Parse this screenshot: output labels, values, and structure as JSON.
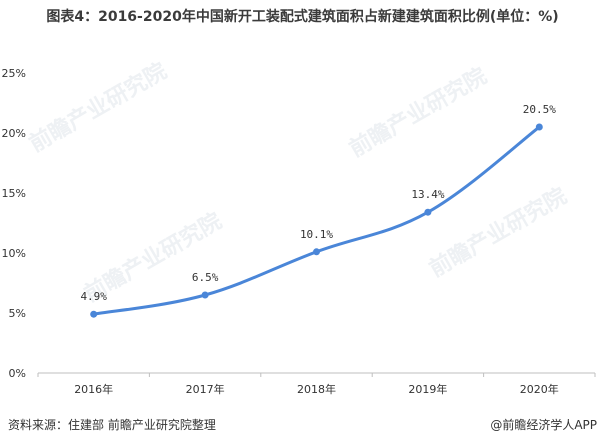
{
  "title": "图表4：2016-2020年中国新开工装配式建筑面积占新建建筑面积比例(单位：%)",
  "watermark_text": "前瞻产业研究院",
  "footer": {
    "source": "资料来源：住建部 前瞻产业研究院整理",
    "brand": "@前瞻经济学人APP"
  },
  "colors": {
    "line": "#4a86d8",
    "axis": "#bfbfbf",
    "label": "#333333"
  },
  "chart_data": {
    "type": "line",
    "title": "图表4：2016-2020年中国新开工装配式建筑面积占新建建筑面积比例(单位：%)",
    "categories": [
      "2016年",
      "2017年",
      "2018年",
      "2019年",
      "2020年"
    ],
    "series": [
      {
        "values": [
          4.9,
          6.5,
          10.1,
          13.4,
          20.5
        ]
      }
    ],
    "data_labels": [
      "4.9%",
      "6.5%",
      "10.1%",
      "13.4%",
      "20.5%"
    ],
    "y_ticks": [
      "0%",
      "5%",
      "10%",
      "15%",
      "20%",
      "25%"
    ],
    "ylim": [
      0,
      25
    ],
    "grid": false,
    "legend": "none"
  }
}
========================================================================
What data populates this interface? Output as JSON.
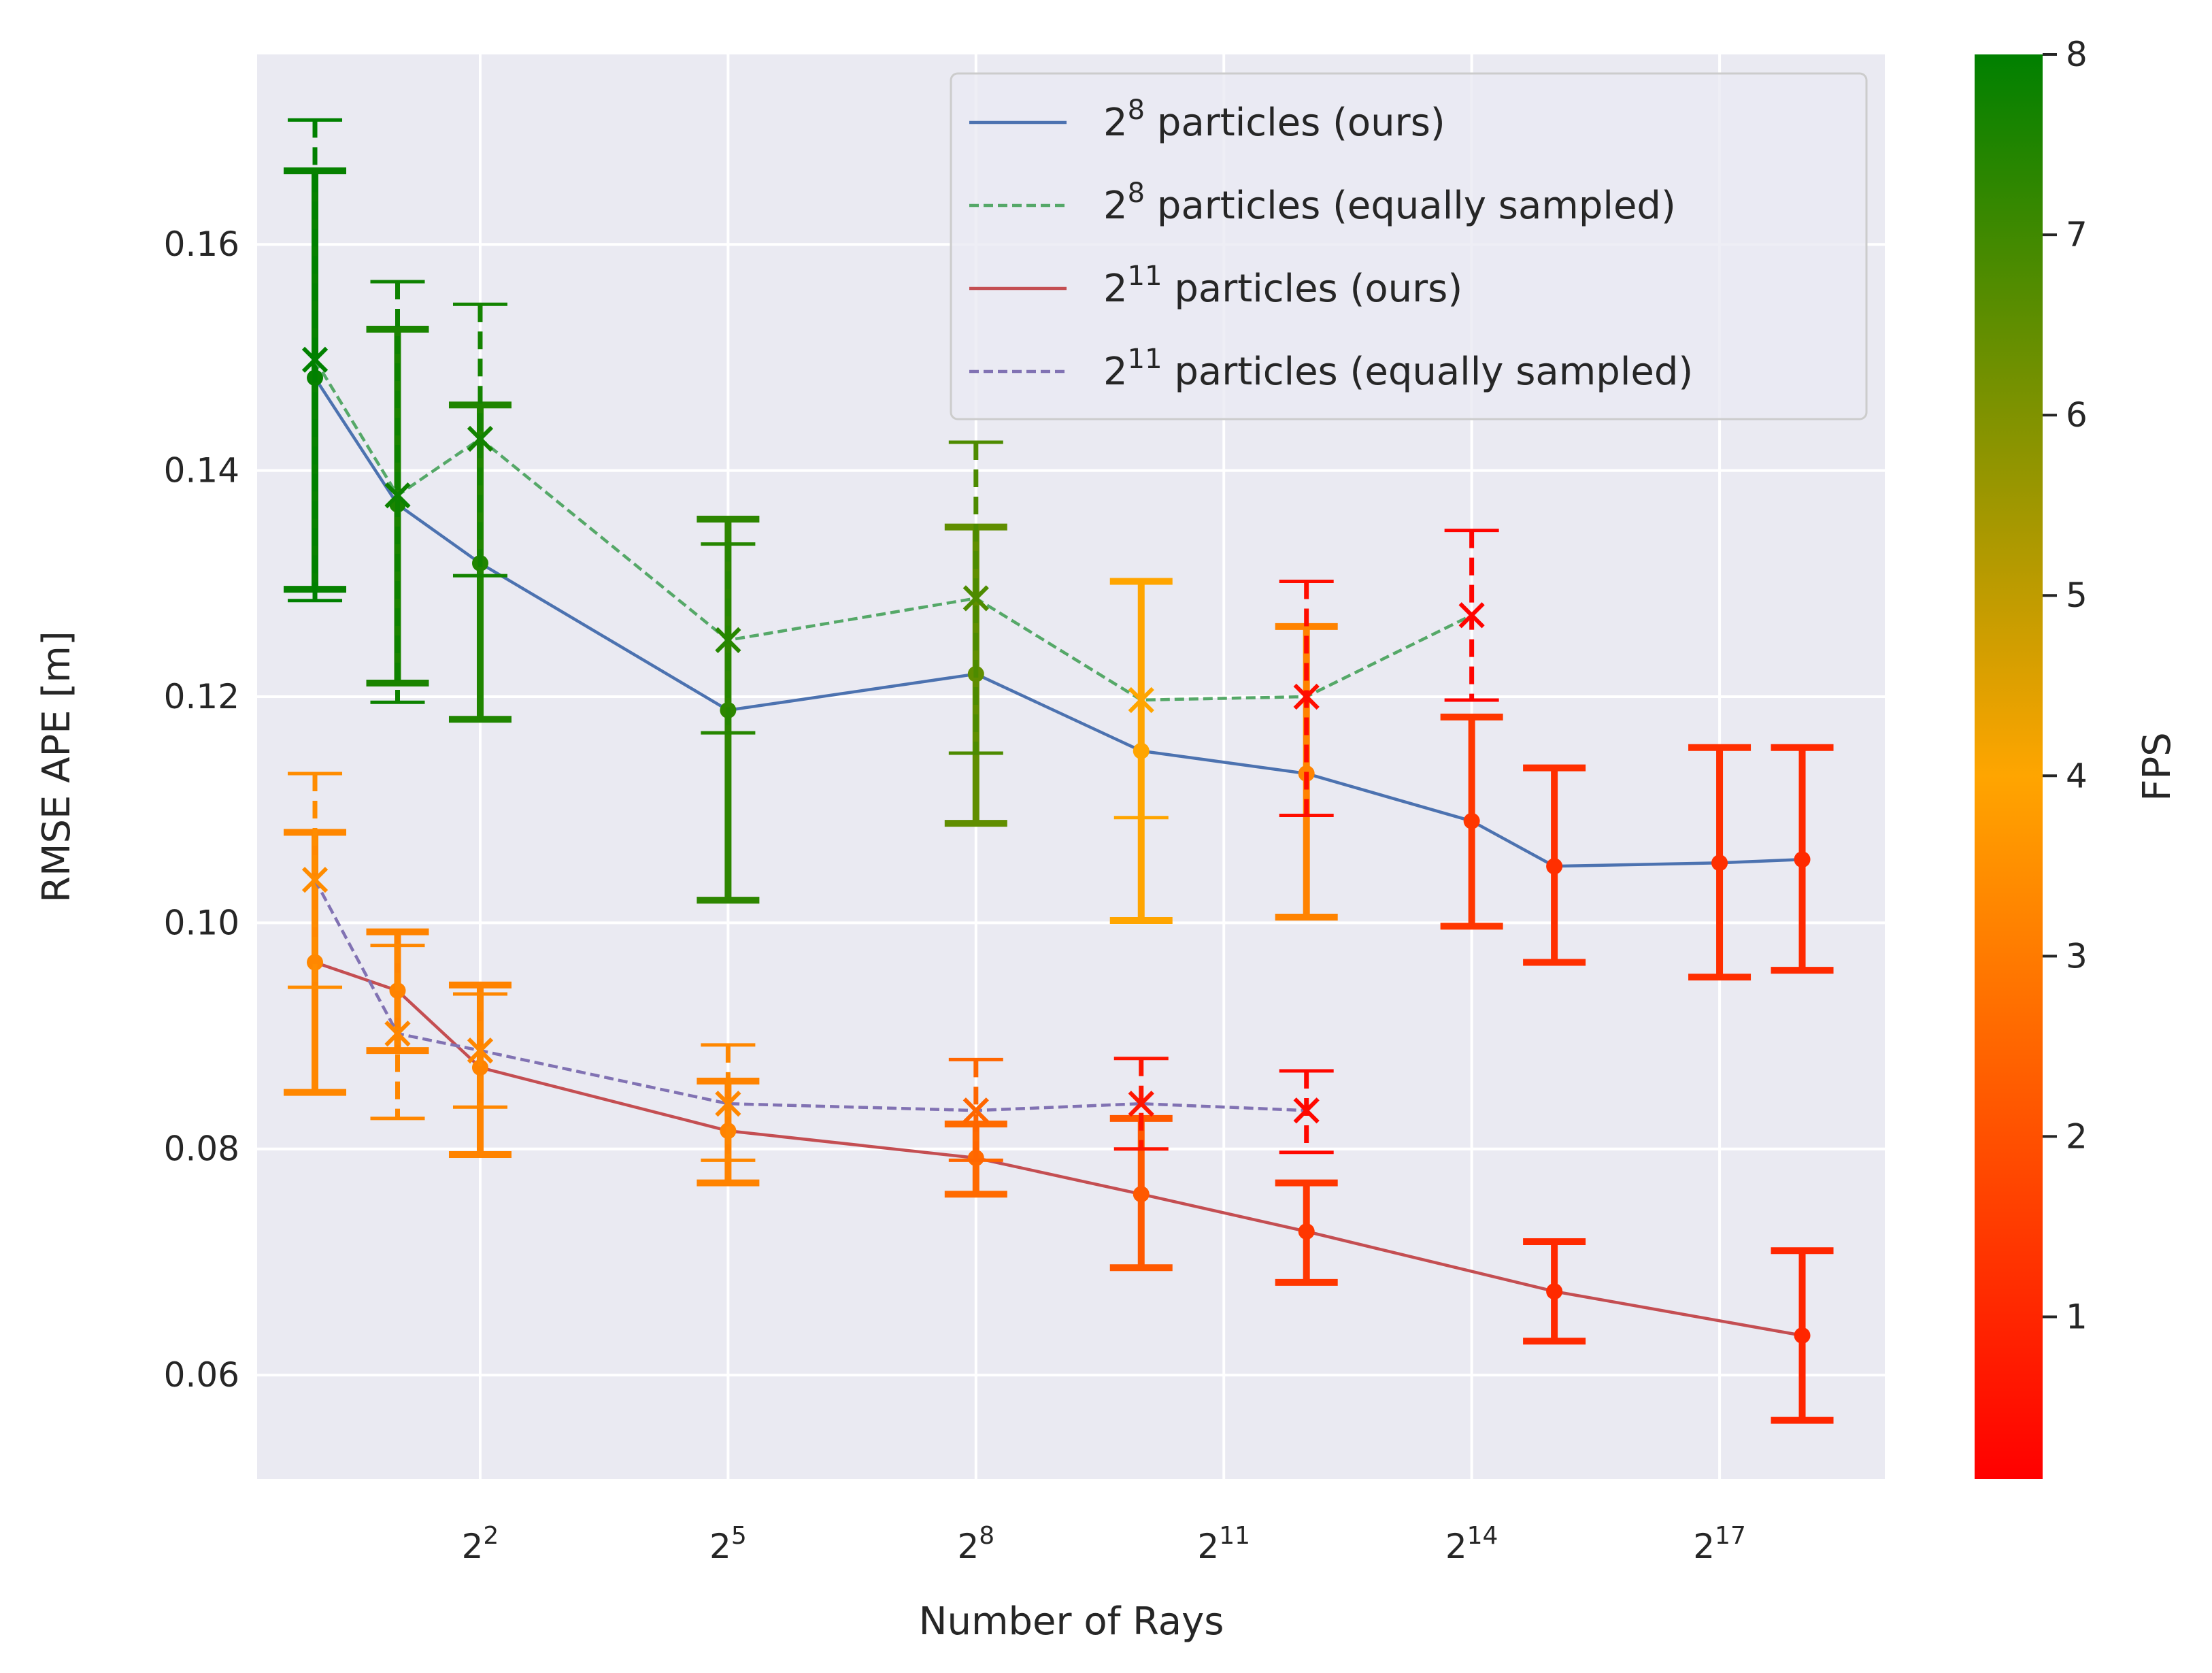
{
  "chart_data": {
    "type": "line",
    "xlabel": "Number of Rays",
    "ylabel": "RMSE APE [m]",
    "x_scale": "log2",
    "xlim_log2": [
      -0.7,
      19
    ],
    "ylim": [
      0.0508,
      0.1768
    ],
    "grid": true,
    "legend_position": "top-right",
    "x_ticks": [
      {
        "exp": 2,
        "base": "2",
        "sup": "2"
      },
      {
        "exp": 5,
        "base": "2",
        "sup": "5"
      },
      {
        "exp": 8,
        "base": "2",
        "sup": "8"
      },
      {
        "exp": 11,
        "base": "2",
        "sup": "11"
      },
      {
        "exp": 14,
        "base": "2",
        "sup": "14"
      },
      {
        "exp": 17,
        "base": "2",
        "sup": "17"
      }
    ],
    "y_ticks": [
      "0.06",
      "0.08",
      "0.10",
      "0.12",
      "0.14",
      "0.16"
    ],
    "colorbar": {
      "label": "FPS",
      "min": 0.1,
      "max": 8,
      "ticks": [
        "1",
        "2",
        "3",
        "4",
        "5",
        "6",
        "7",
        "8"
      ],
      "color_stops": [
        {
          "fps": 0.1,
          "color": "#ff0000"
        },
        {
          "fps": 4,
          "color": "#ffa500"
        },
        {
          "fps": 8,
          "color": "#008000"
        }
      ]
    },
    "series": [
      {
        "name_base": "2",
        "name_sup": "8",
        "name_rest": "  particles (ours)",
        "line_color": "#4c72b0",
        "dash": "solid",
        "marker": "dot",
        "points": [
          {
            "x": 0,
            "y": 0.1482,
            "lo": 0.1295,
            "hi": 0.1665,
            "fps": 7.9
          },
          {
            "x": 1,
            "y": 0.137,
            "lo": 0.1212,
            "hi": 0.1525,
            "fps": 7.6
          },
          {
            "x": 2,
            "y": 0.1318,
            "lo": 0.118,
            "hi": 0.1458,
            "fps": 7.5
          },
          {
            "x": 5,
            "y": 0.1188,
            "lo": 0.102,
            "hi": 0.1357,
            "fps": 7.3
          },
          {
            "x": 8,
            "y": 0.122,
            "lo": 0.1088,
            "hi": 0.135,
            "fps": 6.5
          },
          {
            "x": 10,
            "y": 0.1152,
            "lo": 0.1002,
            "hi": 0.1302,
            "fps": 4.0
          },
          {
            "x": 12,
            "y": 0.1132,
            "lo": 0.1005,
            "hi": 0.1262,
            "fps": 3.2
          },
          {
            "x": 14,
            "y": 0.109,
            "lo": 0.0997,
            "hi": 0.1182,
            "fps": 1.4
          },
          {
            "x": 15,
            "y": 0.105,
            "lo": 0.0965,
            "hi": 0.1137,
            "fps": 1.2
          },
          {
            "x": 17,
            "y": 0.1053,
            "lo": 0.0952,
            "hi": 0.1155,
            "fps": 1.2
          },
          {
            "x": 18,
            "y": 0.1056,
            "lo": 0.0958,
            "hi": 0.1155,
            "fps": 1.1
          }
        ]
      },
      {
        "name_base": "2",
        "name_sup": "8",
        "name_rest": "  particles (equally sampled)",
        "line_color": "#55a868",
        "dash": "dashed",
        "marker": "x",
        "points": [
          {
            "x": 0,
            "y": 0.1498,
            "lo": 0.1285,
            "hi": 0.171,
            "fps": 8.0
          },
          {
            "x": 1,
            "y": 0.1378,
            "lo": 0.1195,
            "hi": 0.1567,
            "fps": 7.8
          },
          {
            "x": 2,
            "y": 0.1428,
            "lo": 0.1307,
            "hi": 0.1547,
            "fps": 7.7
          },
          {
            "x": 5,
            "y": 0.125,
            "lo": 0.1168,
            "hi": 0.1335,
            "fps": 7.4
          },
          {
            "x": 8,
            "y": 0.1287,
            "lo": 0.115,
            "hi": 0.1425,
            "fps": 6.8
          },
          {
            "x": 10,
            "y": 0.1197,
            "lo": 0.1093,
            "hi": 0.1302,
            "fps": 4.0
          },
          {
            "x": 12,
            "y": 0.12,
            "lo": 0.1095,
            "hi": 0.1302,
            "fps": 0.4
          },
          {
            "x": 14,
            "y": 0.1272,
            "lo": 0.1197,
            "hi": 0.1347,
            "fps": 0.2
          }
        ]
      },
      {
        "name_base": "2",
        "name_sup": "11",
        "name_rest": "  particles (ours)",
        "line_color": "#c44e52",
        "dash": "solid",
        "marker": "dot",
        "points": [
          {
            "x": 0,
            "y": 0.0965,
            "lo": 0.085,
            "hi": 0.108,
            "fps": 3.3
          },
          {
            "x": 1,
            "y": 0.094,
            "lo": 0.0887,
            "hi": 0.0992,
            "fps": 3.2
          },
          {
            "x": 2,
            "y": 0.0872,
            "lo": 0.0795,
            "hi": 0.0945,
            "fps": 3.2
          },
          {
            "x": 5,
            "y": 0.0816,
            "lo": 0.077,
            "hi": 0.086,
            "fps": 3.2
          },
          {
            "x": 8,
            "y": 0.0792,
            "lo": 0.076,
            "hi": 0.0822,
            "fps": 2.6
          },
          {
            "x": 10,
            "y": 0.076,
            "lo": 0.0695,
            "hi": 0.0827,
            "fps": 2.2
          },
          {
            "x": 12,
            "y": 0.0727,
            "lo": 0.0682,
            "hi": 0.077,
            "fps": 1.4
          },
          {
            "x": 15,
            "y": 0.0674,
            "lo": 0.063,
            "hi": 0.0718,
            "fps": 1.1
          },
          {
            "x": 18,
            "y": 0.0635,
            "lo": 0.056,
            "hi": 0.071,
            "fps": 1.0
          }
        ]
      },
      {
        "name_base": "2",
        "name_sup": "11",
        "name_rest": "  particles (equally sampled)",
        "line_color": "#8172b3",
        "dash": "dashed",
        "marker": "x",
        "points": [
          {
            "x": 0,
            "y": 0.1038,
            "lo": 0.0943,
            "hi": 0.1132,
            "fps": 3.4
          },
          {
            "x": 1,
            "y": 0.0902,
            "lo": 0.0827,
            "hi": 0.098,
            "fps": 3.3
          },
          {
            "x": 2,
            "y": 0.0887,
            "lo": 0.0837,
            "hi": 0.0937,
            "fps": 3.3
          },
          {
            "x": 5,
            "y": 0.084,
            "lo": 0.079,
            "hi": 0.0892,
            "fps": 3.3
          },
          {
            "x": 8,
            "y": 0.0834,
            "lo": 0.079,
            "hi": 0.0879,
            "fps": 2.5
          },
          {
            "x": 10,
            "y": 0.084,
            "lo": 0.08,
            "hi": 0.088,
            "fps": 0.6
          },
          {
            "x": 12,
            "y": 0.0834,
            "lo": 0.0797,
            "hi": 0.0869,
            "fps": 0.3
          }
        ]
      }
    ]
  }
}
========================================================================
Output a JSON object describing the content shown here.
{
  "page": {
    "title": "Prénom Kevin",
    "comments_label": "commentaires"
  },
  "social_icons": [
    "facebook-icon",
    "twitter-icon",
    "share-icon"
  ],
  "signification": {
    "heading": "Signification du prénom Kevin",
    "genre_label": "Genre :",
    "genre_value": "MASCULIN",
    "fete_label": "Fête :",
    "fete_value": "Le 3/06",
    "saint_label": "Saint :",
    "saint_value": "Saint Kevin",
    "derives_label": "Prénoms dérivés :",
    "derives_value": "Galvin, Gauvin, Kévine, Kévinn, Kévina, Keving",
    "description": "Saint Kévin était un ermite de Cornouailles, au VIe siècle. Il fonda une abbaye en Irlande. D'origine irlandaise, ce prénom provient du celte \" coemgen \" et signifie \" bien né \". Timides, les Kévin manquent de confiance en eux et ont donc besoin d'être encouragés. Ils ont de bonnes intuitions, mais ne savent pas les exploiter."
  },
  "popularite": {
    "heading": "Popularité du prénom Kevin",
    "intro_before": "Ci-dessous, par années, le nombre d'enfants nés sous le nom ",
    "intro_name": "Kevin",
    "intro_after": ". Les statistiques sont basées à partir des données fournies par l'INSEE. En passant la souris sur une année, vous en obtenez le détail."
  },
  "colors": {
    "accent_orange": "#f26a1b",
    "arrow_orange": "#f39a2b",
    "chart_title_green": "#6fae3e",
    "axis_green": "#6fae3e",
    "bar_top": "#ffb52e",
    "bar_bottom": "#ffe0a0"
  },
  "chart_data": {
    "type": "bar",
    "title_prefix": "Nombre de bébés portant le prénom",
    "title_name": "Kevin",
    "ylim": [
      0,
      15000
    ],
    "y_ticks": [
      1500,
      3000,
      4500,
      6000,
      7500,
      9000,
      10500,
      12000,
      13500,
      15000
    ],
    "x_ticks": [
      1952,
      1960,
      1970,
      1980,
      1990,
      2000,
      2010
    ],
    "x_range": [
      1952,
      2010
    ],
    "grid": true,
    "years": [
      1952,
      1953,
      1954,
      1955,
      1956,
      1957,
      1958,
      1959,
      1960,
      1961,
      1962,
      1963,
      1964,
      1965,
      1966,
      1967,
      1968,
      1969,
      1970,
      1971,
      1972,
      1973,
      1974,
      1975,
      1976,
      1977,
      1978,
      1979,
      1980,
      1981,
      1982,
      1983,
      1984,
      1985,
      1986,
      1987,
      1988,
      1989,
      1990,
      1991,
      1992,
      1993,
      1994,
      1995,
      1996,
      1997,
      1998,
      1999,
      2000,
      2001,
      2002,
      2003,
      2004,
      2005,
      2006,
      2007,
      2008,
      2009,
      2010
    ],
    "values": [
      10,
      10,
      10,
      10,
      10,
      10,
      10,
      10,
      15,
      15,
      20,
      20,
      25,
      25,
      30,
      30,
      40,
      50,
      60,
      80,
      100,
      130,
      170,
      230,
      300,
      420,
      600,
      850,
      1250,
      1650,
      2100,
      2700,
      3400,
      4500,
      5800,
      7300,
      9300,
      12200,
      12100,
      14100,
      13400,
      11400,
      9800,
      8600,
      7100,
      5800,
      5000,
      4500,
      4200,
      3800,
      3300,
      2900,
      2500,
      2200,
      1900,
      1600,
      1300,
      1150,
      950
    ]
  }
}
========================================================================
# Work to do:
Return every line of the preceding records in which the word "heading" appears.

# Result of this task:
    "heading": "Signification du prénom Kevin",
    "heading": "Popularité du prénom Kevin",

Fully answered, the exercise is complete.